Keep the wording of each record exactly the same when you repeat it, and leave out pictures.

--- START OF Provided data ---

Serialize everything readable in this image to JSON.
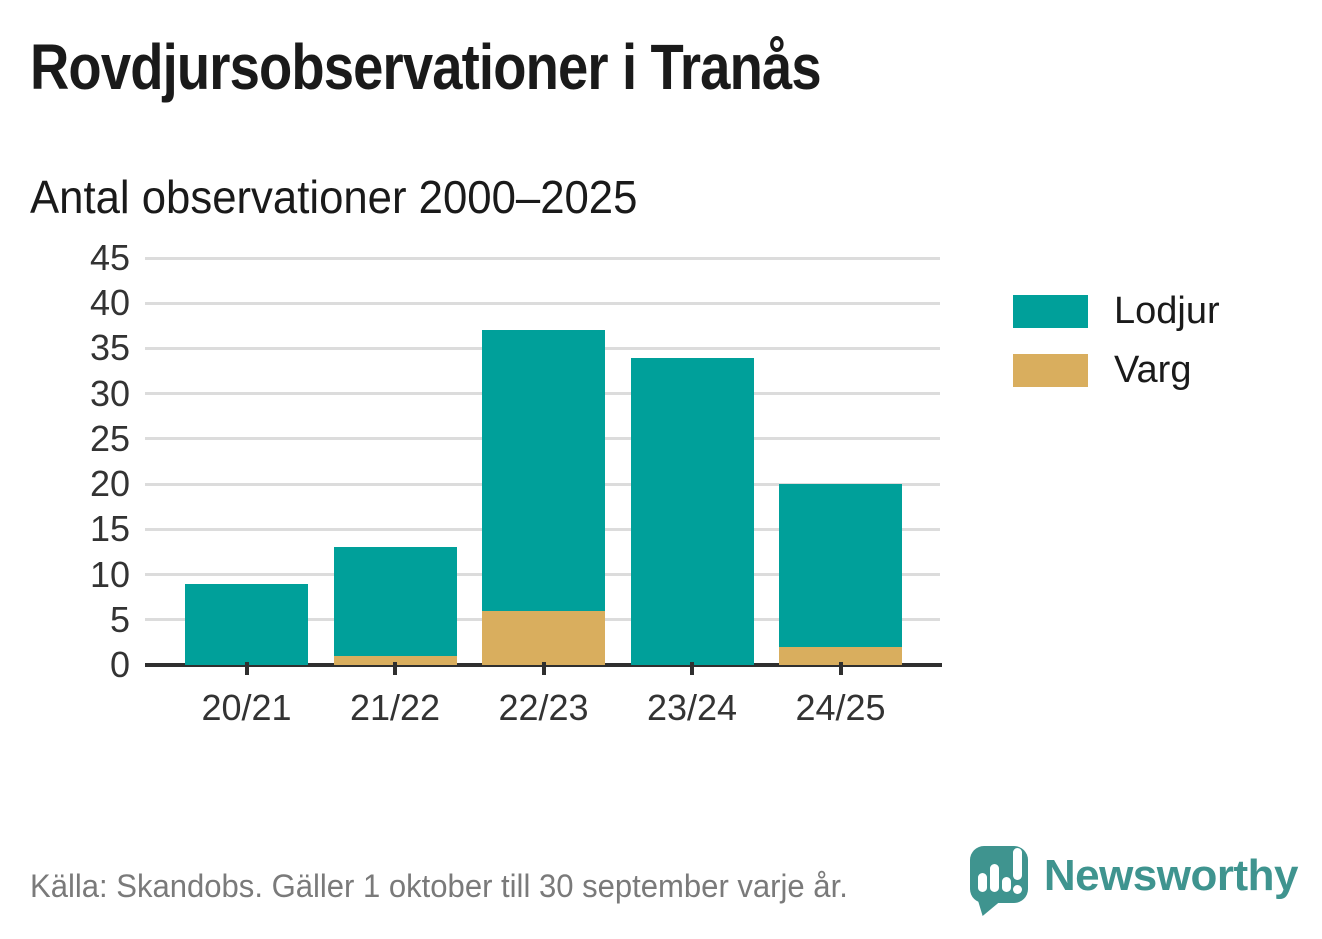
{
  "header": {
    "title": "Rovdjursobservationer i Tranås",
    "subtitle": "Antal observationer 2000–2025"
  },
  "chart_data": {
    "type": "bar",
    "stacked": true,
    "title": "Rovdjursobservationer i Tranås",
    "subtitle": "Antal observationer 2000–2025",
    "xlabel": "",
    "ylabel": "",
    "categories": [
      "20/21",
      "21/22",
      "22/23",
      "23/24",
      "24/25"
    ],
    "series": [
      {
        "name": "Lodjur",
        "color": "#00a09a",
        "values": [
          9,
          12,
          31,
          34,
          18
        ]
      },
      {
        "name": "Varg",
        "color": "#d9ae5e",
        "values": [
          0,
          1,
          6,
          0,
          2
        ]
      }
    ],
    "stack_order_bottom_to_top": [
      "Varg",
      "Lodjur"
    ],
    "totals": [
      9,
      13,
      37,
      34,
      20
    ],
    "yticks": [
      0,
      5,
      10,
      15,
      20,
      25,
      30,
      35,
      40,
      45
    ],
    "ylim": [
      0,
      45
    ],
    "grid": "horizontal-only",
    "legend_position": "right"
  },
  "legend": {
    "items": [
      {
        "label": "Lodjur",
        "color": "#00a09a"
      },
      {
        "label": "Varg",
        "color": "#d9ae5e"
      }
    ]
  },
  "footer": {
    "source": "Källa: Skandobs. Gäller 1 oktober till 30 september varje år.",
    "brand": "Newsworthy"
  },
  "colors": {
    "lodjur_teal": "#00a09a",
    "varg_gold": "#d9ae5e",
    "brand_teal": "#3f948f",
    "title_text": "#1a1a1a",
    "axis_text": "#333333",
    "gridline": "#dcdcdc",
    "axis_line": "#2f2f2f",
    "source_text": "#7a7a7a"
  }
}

--- END OF Provided data ---

● Exercise response
Serialize everything readable in this image to JSON.
{
  "header": {
    "title": "Rovdjursobservationer i Tranås",
    "subtitle": "Antal observationer 2000–2025"
  },
  "chart_data": {
    "type": "bar",
    "stacked": true,
    "title": "Rovdjursobservationer i Tranås",
    "subtitle": "Antal observationer 2000–2025",
    "xlabel": "",
    "ylabel": "",
    "categories": [
      "20/21",
      "21/22",
      "22/23",
      "23/24",
      "24/25"
    ],
    "series": [
      {
        "name": "Lodjur",
        "color": "#00a09a",
        "values": [
          9,
          12,
          31,
          34,
          18
        ]
      },
      {
        "name": "Varg",
        "color": "#d9ae5e",
        "values": [
          0,
          1,
          6,
          0,
          2
        ]
      }
    ],
    "stack_order_bottom_to_top": [
      "Varg",
      "Lodjur"
    ],
    "totals": [
      9,
      13,
      37,
      34,
      20
    ],
    "yticks": [
      0,
      5,
      10,
      15,
      20,
      25,
      30,
      35,
      40,
      45
    ],
    "ylim": [
      0,
      45
    ],
    "grid": "horizontal-only",
    "legend_position": "right"
  },
  "legend": {
    "items": [
      {
        "label": "Lodjur",
        "color": "#00a09a"
      },
      {
        "label": "Varg",
        "color": "#d9ae5e"
      }
    ]
  },
  "footer": {
    "source": "Källa: Skandobs. Gäller 1 oktober till 30 september varje år.",
    "brand": "Newsworthy"
  },
  "colors": {
    "lodjur_teal": "#00a09a",
    "varg_gold": "#d9ae5e",
    "brand_teal": "#3f948f",
    "title_text": "#1a1a1a",
    "axis_text": "#333333",
    "gridline": "#dcdcdc",
    "axis_line": "#2f2f2f",
    "source_text": "#7a7a7a"
  }
}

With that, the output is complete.